EXERCISE: All of the data that follows should be retyped exactly, please, except the pictures.

RECORDS SHOWN:
##############################

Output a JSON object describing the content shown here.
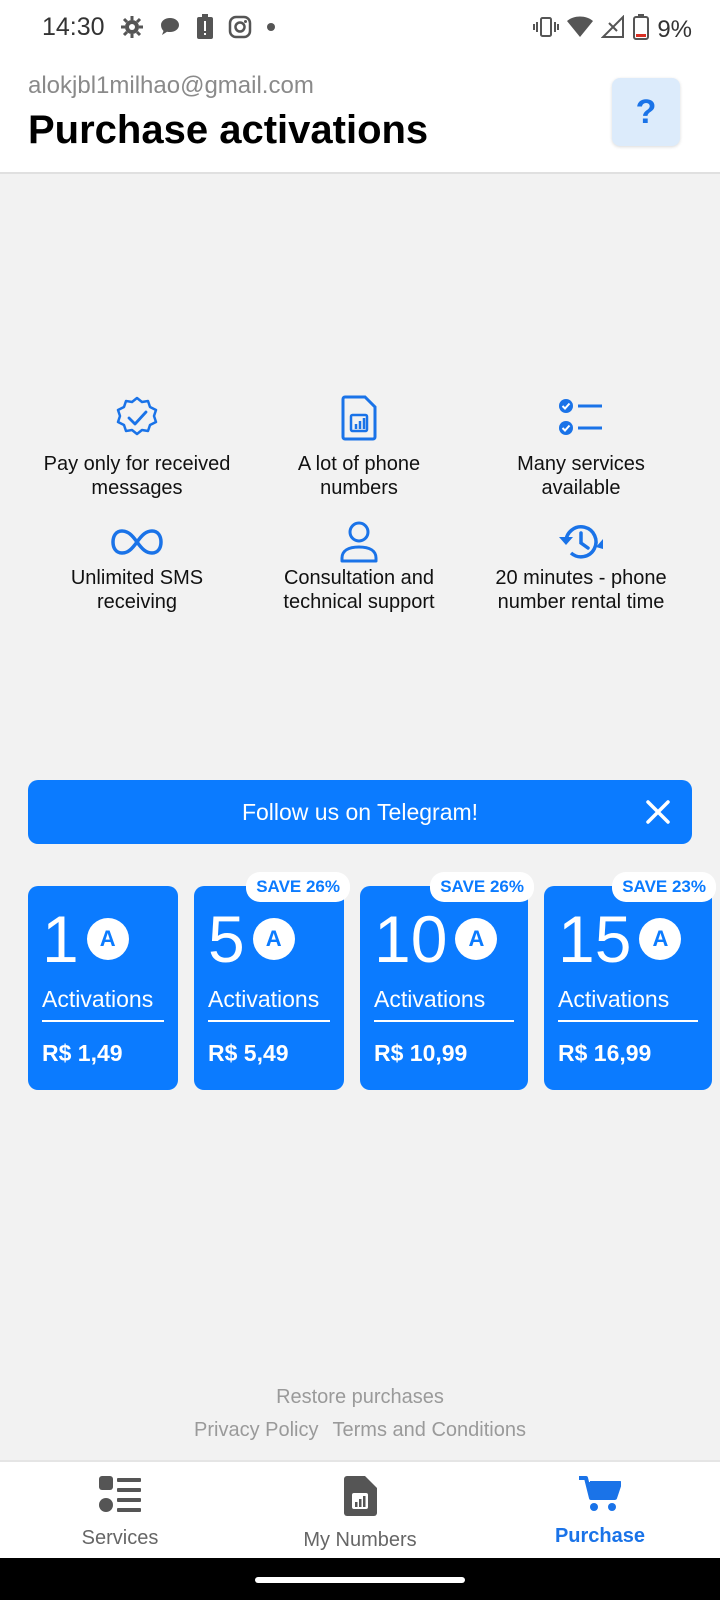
{
  "status_bar": {
    "time": "14:30",
    "battery": "9%",
    "icons_left": [
      "gear-icon",
      "chat-bubble-icon",
      "battery-alert-icon",
      "instagram-icon",
      "dot-icon"
    ],
    "icons_right": [
      "vibrate-icon",
      "wifi-icon",
      "signal-icon",
      "battery-icon"
    ]
  },
  "header": {
    "email": "alokjbl1milhao@gmail.com",
    "title": "Purchase activations",
    "help_label": "?"
  },
  "features": [
    {
      "icon": "verified-badge-icon",
      "text": "Pay only for received\nmessages"
    },
    {
      "icon": "sim-card-icon",
      "text": "A lot of phone\nnumbers"
    },
    {
      "icon": "checklist-icon",
      "text": "Many services\navailable"
    },
    {
      "icon": "infinity-icon",
      "text": "Unlimited SMS\nreceiving"
    },
    {
      "icon": "person-icon",
      "text": "Consultation and\ntechnical support"
    },
    {
      "icon": "history-clock-icon",
      "text": "20 minutes - phone\nnumber rental time"
    }
  ],
  "telegram": {
    "text": "Follow us on Telegram!"
  },
  "plans": [
    {
      "count": "1",
      "badge_letter": "A",
      "label": "Activations",
      "price": "R$ 1,49",
      "save": ""
    },
    {
      "count": "5",
      "badge_letter": "A",
      "label": "Activations",
      "price": "R$ 5,49",
      "save": "SAVE 26%"
    },
    {
      "count": "10",
      "badge_letter": "A",
      "label": "Activations",
      "price": "R$ 10,99",
      "save": "SAVE 26%"
    },
    {
      "count": "15",
      "badge_letter": "A",
      "label": "Activations",
      "price": "R$ 16,99",
      "save": "SAVE 23%"
    }
  ],
  "footer": {
    "restore": "Restore purchases",
    "privacy": "Privacy Policy",
    "terms": "Terms and Conditions"
  },
  "nav": {
    "items": [
      {
        "label": "Services",
        "icon": "services-list-icon",
        "active": false
      },
      {
        "label": "My Numbers",
        "icon": "sim-card-icon",
        "active": false
      },
      {
        "label": "Purchase",
        "icon": "cart-icon",
        "active": true
      }
    ]
  },
  "colors": {
    "accent": "#0b7bff",
    "link_blue": "#1a73e8",
    "background": "#f2f2f2"
  }
}
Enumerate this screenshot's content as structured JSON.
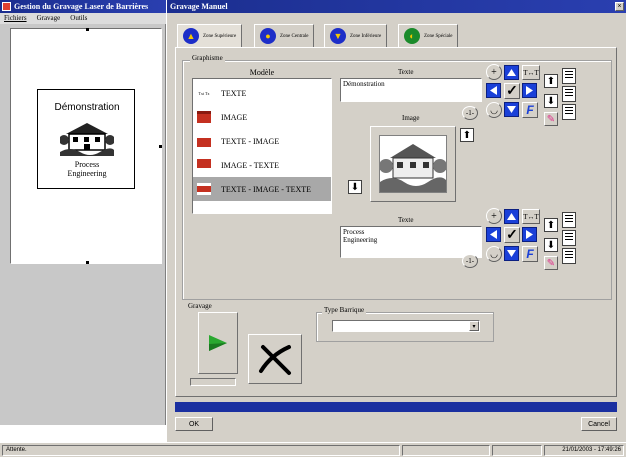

##############################

TASK RESPONSE:
Output a JSON object describing the content shown here.
{
  "status_bar": {
    "time": "14:30",
    "battery": "9%",
    "icons_left": [
      "gear-icon",
      "chat-bubble-icon",
      "battery-alert-icon",
      "instagram-icon",
      "dot-icon"
    ],
    "icons_right": [
      "vibrate-icon",
      "wifi-icon",
      "signal-icon",
      "battery-icon"
    ]
  },
  "header": {
    "email": "alokjbl1milhao@gmail.com",
    "title": "Purchase activations",
    "help_label": "?"
  },
  "features": [
    {
      "icon": "verified-badge-icon",
      "text": "Pay only for received\nmessages"
    },
    {
      "icon": "sim-card-icon",
      "text": "A lot of phone\nnumbers"
    },
    {
      "icon": "checklist-icon",
      "text": "Many services\navailable"
    },
    {
      "icon": "infinity-icon",
      "text": "Unlimited SMS\nreceiving"
    },
    {
      "icon": "person-icon",
      "text": "Consultation and\ntechnical support"
    },
    {
      "icon": "history-clock-icon",
      "text": "20 minutes - phone\nnumber rental time"
    }
  ],
  "telegram": {
    "text": "Follow us on Telegram!"
  },
  "plans": [
    {
      "count": "1",
      "badge_letter": "A",
      "label": "Activations",
      "price": "R$ 1,49",
      "save": ""
    },
    {
      "count": "5",
      "badge_letter": "A",
      "label": "Activations",
      "price": "R$ 5,49",
      "save": "SAVE 26%"
    },
    {
      "count": "10",
      "badge_letter": "A",
      "label": "Activations",
      "price": "R$ 10,99",
      "save": "SAVE 26%"
    },
    {
      "count": "15",
      "badge_letter": "A",
      "label": "Activations",
      "price": "R$ 16,99",
      "save": "SAVE 23%"
    }
  ],
  "footer": {
    "restore": "Restore purchases",
    "privacy": "Privacy Policy",
    "terms": "Terms and Conditions"
  },
  "nav": {
    "items": [
      {
        "label": "Services",
        "icon": "services-list-icon",
        "active": false
      },
      {
        "label": "My Numbers",
        "icon": "sim-card-icon",
        "active": false
      },
      {
        "label": "Purchase",
        "icon": "cart-icon",
        "active": true
      }
    ]
  },
  "colors": {
    "accent": "#0b7bff",
    "link_blue": "#1a73e8",
    "background": "#f2f2f2"
  }
}
Enumerate this screenshot's content as structured JSON.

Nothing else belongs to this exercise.